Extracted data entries
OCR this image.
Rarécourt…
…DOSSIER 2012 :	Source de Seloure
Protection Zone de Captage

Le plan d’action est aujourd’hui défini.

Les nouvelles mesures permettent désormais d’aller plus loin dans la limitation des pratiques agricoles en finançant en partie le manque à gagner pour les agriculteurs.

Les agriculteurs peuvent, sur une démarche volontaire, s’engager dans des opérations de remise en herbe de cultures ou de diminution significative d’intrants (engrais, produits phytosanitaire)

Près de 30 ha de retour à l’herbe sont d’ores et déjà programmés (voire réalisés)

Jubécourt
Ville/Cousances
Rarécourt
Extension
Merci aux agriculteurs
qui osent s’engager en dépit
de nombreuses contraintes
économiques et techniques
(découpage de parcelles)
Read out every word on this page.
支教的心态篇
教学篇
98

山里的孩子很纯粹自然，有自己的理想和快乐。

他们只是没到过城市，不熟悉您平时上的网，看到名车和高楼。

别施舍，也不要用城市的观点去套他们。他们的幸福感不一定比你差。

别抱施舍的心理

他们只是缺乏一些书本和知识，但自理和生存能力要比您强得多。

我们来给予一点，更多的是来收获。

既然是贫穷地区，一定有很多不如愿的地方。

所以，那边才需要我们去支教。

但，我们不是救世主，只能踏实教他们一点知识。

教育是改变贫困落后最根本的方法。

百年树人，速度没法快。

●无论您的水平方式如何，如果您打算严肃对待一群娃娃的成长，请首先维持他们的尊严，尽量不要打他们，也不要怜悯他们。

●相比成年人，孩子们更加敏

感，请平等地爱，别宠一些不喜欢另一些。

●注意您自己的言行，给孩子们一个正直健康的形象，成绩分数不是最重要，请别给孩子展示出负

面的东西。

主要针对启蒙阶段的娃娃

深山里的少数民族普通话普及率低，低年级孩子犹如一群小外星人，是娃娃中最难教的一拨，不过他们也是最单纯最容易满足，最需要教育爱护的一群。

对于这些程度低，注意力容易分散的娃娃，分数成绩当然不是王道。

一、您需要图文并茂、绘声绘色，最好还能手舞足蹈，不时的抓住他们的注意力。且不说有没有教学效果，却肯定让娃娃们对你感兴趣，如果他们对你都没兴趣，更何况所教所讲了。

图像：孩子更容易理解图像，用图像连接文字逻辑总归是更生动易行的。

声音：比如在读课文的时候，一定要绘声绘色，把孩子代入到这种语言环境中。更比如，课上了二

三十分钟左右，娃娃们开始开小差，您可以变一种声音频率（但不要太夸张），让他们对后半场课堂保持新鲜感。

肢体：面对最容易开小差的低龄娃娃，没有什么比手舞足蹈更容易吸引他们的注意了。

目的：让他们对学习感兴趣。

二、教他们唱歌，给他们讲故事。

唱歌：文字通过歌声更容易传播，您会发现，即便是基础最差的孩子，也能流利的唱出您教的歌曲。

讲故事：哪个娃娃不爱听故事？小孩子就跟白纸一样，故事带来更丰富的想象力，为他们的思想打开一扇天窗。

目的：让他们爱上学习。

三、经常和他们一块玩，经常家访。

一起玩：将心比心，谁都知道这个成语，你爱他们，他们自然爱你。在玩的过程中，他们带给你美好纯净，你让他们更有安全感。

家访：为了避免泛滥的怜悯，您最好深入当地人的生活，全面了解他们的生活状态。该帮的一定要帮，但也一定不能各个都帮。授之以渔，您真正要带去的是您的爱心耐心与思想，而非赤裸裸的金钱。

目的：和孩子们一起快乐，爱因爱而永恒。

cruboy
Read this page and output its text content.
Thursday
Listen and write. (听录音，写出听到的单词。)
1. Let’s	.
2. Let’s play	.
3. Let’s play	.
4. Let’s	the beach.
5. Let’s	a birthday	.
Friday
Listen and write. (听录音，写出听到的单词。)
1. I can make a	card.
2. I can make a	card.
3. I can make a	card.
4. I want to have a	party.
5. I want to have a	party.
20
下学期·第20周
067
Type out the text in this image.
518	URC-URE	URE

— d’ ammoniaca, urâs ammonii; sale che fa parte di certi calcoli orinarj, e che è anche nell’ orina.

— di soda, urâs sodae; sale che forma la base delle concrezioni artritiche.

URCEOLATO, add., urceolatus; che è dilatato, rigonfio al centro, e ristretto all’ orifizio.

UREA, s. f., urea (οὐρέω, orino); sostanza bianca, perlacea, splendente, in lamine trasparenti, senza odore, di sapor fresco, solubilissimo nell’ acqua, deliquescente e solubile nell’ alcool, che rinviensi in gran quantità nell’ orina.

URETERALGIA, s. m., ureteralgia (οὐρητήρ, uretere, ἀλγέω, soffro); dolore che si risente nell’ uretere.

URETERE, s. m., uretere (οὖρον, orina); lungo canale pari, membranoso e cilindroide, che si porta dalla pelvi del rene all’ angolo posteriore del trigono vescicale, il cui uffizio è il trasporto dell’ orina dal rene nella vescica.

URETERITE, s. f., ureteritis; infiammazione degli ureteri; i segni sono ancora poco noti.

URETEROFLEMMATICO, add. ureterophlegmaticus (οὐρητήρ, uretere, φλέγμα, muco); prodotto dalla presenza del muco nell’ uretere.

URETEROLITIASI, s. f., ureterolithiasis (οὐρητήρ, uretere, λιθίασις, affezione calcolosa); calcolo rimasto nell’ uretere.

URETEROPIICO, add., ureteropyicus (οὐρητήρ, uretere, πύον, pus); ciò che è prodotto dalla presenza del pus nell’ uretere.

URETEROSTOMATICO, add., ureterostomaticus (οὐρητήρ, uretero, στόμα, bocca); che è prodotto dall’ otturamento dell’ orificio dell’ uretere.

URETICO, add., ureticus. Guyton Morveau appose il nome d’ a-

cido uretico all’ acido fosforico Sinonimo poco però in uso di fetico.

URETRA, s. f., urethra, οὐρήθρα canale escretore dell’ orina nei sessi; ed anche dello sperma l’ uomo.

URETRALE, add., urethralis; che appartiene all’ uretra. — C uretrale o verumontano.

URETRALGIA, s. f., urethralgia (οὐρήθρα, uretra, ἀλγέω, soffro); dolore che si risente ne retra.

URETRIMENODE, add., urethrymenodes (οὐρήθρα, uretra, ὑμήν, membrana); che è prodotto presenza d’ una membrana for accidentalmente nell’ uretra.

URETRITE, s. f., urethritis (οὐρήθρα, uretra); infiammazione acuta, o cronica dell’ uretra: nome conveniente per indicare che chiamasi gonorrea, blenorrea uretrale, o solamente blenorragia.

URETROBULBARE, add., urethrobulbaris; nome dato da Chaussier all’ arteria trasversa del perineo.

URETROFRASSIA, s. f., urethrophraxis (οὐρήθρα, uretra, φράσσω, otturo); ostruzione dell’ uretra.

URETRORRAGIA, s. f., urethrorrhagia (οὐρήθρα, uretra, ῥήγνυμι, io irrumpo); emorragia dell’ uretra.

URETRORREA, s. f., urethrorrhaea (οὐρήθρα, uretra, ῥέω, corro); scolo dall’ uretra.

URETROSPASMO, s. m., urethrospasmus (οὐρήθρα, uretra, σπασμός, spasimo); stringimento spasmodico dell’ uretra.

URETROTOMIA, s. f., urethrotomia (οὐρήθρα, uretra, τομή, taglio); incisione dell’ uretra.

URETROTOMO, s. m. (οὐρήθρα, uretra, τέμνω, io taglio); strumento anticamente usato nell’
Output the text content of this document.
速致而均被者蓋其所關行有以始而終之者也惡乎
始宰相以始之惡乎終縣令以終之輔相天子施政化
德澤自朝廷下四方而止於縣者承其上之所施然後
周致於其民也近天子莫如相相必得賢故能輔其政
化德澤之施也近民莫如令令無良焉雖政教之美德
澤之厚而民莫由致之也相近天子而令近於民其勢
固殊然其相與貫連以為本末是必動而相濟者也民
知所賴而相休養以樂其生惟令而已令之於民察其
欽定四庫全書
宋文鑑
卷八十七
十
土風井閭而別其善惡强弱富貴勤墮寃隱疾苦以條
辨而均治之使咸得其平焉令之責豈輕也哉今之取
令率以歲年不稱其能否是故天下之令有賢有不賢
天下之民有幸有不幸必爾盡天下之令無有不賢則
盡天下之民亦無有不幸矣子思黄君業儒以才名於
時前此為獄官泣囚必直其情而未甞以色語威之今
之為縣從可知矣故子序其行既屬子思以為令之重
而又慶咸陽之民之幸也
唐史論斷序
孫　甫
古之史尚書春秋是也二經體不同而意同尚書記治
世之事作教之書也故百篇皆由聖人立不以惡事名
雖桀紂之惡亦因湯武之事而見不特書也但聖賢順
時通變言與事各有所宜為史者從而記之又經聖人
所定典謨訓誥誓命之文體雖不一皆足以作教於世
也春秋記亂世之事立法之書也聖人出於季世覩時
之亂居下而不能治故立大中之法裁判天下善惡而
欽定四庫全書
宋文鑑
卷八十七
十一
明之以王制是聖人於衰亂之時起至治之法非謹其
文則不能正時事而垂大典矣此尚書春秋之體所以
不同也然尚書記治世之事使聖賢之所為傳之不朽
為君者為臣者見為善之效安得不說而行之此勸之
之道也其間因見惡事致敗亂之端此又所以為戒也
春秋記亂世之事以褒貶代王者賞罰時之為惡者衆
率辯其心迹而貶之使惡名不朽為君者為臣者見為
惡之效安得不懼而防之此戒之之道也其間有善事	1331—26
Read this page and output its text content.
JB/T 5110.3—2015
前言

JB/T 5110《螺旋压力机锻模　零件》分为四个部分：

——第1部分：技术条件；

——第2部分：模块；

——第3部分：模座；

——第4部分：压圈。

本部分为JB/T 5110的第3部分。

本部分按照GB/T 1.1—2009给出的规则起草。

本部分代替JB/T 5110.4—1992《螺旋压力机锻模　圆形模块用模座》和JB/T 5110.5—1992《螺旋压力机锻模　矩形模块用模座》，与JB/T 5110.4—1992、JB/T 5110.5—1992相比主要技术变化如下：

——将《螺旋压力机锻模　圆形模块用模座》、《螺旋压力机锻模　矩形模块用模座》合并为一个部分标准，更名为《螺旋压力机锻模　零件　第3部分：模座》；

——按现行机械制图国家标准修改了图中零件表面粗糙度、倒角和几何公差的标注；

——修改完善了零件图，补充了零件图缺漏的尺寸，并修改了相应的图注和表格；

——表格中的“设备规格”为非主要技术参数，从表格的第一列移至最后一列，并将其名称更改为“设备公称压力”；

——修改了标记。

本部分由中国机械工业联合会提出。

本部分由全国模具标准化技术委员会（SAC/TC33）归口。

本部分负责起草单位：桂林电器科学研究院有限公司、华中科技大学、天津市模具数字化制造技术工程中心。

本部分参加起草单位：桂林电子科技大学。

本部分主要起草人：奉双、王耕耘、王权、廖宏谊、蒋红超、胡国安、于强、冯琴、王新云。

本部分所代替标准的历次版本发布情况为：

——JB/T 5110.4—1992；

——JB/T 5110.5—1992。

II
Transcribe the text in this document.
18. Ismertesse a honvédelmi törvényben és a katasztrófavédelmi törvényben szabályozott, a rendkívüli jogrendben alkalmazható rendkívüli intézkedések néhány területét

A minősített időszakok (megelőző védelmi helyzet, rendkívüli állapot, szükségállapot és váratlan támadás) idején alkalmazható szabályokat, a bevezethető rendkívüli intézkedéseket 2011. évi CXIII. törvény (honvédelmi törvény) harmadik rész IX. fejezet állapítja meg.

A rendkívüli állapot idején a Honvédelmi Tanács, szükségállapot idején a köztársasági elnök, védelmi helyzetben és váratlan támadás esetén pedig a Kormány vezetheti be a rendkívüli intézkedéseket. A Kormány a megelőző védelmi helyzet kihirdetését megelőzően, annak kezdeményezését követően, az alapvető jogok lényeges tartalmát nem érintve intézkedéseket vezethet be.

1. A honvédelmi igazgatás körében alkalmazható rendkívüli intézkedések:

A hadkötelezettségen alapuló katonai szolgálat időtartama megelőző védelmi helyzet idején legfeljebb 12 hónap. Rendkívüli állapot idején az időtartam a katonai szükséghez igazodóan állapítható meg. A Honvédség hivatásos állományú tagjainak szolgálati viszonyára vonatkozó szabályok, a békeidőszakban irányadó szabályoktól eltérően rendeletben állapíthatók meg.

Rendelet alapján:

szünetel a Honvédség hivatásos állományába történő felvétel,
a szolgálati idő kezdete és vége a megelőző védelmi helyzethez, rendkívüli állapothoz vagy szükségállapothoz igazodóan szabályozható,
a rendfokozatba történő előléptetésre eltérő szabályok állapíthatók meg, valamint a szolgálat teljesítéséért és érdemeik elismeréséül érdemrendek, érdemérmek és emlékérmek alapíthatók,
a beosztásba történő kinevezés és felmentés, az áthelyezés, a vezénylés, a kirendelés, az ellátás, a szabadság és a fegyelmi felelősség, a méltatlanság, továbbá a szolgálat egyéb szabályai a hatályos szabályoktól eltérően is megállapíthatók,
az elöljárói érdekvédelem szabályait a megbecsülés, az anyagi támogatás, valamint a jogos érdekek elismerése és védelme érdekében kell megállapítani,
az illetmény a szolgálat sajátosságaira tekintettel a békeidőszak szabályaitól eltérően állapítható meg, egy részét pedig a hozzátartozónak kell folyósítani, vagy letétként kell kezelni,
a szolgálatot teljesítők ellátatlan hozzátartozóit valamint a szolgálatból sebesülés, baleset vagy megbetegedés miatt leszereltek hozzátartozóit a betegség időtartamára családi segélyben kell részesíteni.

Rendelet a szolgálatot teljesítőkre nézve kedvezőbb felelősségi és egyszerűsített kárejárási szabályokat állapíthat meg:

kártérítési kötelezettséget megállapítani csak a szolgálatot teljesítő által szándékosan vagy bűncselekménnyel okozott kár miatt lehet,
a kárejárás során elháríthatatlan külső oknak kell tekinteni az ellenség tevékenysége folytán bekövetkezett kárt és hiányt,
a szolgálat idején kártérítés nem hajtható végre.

▸ STATED EXERCISE: Go through the preceding material and copy each line that has the word "pedig".

▸ OUTPUT FOR THIS EXERCISE:
A rendkívüli állapot idején a Honvédelmi Tanács, szükségállapot idején a köztársasági elnök, védelmi helyzetben és váratlan támadás esetén pedig a Kormány vezetheti be a rendkívüli intézkedéseket. A Kormány a megelőző védelmi helyzet kihirdetését megelőzően, annak kezdeményezését követően, az alapvető jogok lényeges tartalmát nem érintve intézkedéseket vezethet be.
az illetmény a szolgálat sajátosságaira tekintettel a békeidőszak szabályaitól eltérően állapítható meg, egy részét pedig a hozzátartozónak kell folyósítani, vagy letétként kell kezelni,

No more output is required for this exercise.